> **INSTRUCTION**: Determine which lines of the records include the word "page", and copy them.
● ● ●
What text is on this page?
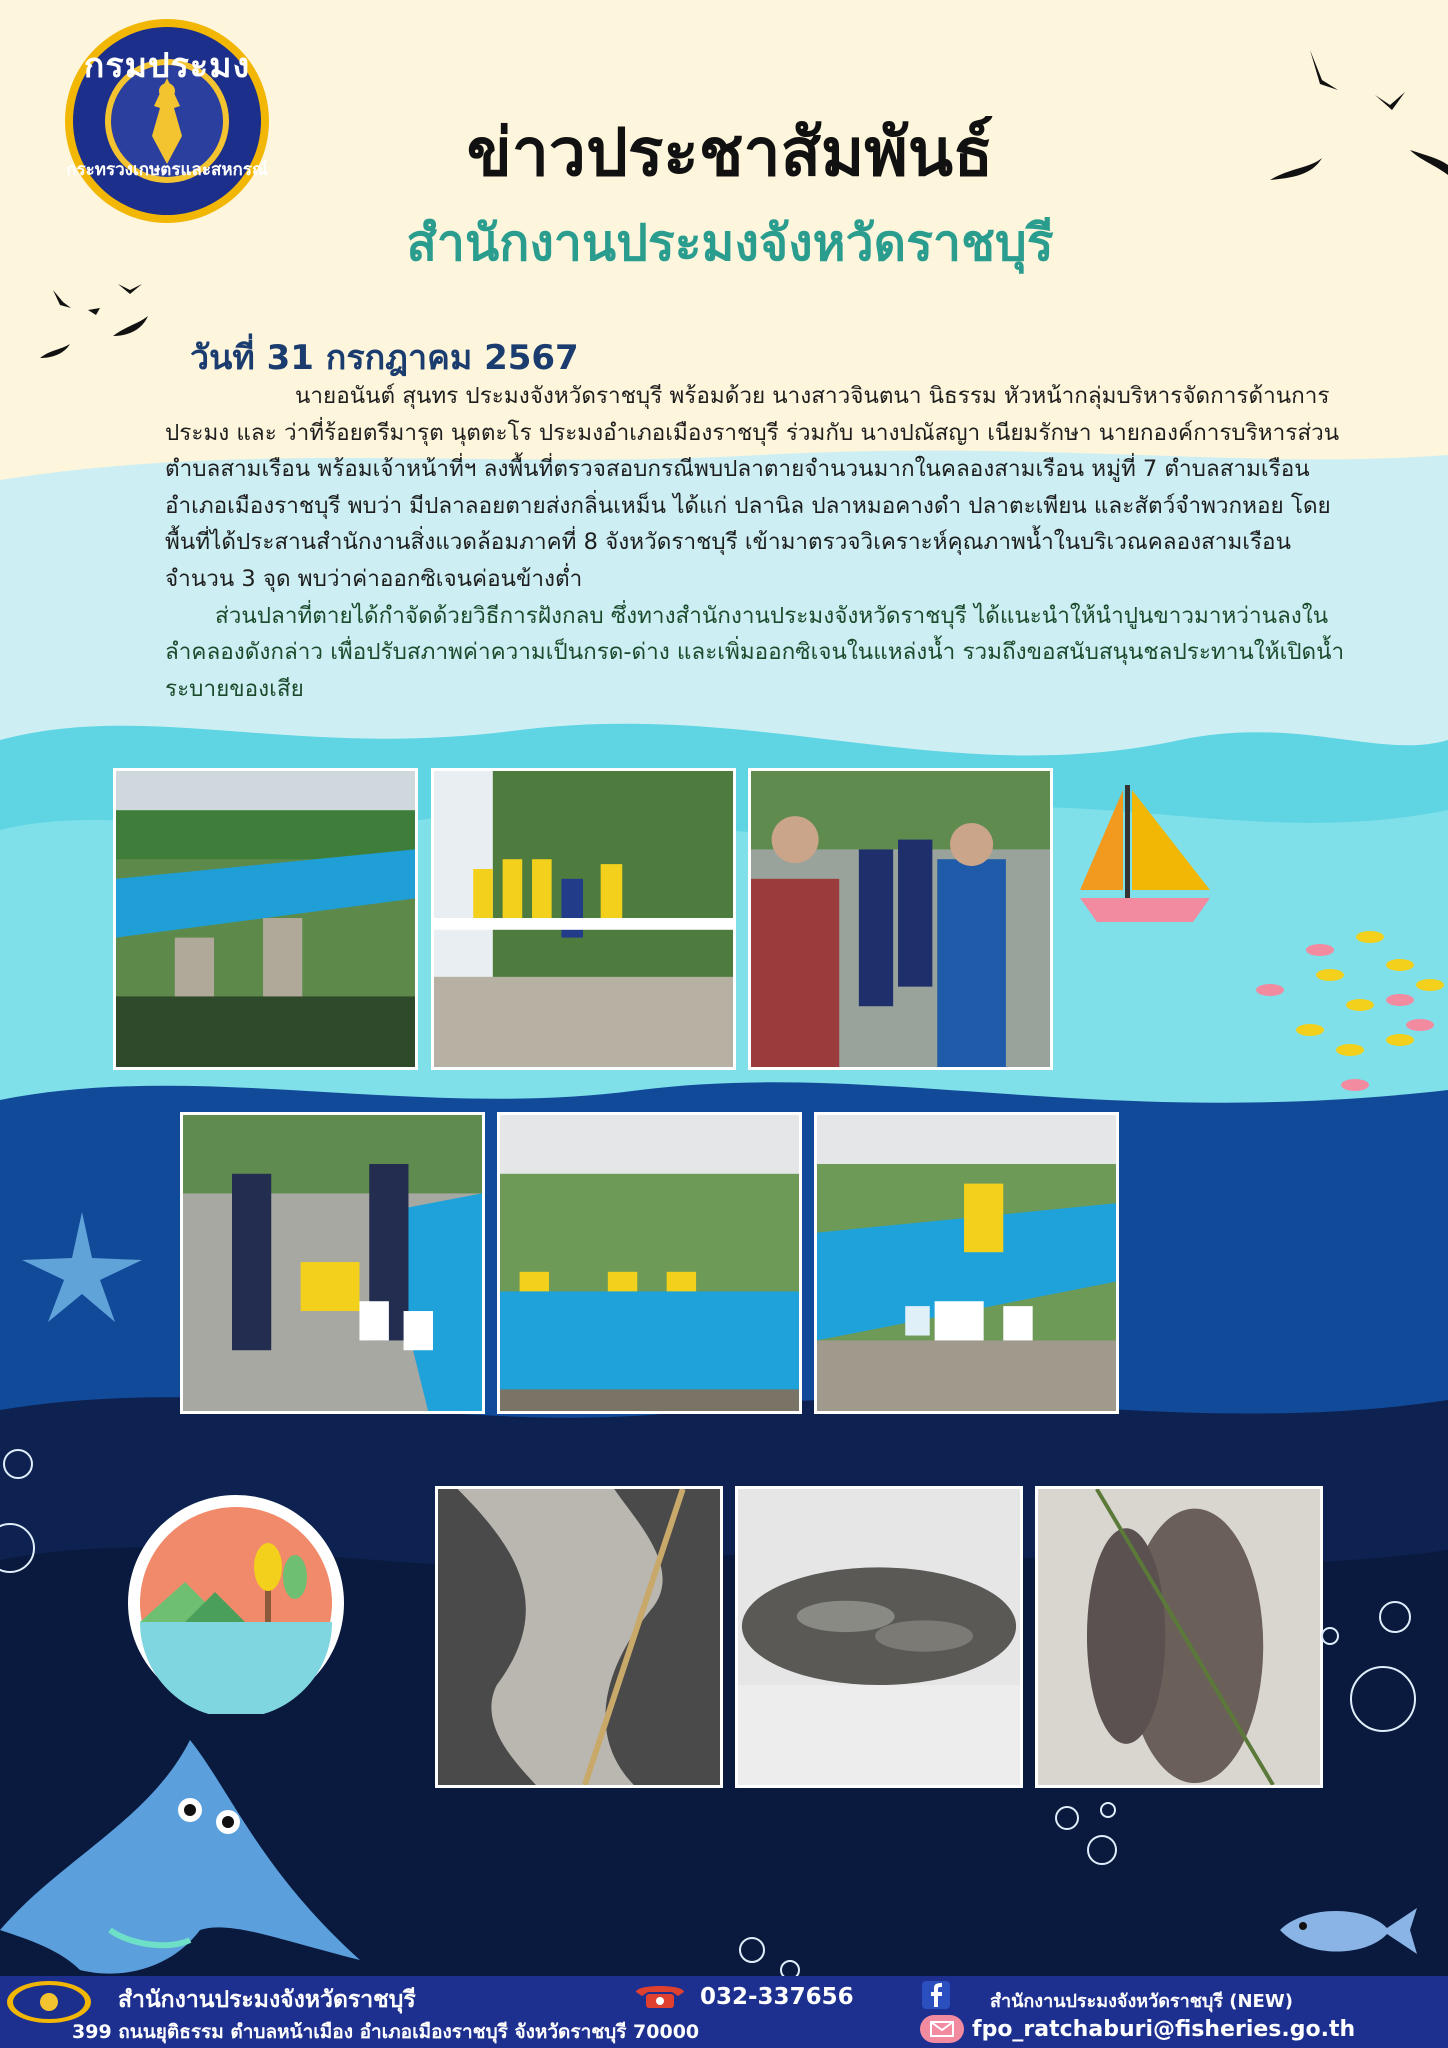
กรมประมง
กระทรวงเกษตรและสหกรณ์	ข่าวประชาสัมพันธ์
สำนักงานประมงจังหวัดราชบุรี
วันที่ 31 กรกฎาคม 2567

นายอนันต์ สุนทร ประมงจังหวัดราชบุรี พร้อมด้วย นางสาวจินตนา นิธรรม หัวหน้ากลุ่มบริหารจัดการด้านการประมง และ ว่าที่ร้อยตรีมารุต นุตตะโร ประมงอำเภอเมืองราชบุรี ร่วมกับ นางปณัสญา เนียมรักษา นายกองค์การบริหารส่วนตำบลสามเรือน พร้อมเจ้าหน้าที่ฯ ลงพื้นที่ตรวจสอบกรณีพบปลาตายจำนวนมากในคลองสามเรือน หมู่ที่ 7 ตำบลสามเรือน อำเภอเมืองราชบุรี พบว่า มีปลาลอยตายส่งกลิ่นเหม็น ได้แก่ ปลานิล ปลาหมอคางดำ ปลาตะเพียน และสัตว์จำพวกหอย โดยพื้นที่ได้ประสานสำนักงานสิ่งแวดล้อมภาคที่ 8 จังหวัดราชบุรี เข้ามาตรวจวิเคราะห์คุณภาพน้ำในบริเวณคลองสามเรือน จำนวน 3 จุด พบว่าค่าออกซิเจนค่อนข้างต่ำ

ส่วนปลาที่ตายได้กำจัดด้วยวิธีการฝังกลบ ซึ่งทางสำนักงานประมงจังหวัดราชบุรี ได้แนะนำให้นำปูนขาวมาหว่านลงในลำคลองดังกล่าว เพื่อปรับสภาพค่าความเป็นกรด-ด่าง และเพิ่มออกซิเจนในแหล่งน้ำ รวมถึงขอสนับสนุนชลประทานให้เปิดน้ำระบายของเสีย

สำนักงานประมงจังหวัดราชบุรี
399 ถนนยุติธรรม ตำบลหน้าเมือง อำเภอเมืองราชบุรี จังหวัดราชบุรี 70000
032-337656	สำนักงานประมงจังหวัดราชบุรี (NEW)
fpo_ratchaburi@fisheries.go.th
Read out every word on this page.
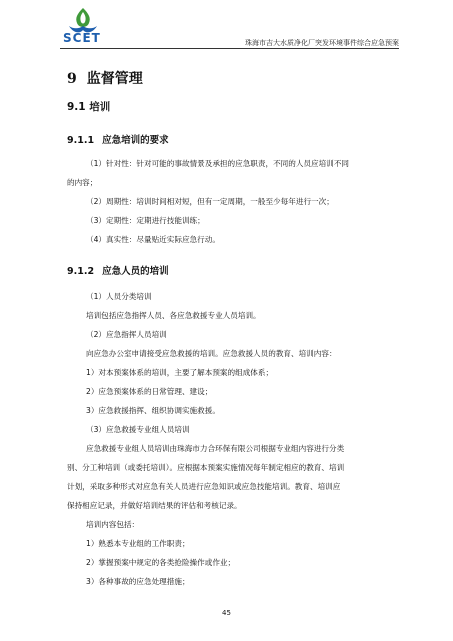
SCET	珠海市吉大水质净化厂突发环境事件综合应急预案
9 监督管理
9.1 培训
9.1.1 应急培训的要求
（1）针对性：针对可能的事故情景及承担的应急职责，不同的人员应培训不同
的内容；
（2）周期性：培训时间相对短，但有一定周期，一般至少每年进行一次；
（3）定期性：定期进行技能训练；
（4）真实性：尽量贴近实际应急行动。
9.1.2 应急人员的培训
（1）人员分类培训
培训包括应急指挥人员、各应急救援专业人员培训。
（2）应急指挥人员培训
向应急办公室申请接受应急救援的培训。应急救援人员的教育、培训内容：
1）对本预案体系的培训，主要了解本预案的组成体系；
2）应急预案体系的日常管理、建设；
3）应急救援指挥、组织协调实施救援。
（3）应急救援专业组人员培训
应急救援专业组人员培训由珠海市力合环保有限公司根据专业组内容进行分类
别、分工种培训（或委托培训）。应根据本预案实施情况每年制定相应的教育、培训
计划，采取多种形式对应急有关人员进行应急知识或应急技能培训。教育、培训应
保持相应记录，并做好培训结果的评估和考核记录。
培训内容包括：
1）熟悉本专业组的工作职责；
2）掌握预案中规定的各类抢险操作或作业；
3）各种事故的应急处理措施；
45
● ● ●
> **THE RESULT**:
What text is on this page?
Read out every word on this page.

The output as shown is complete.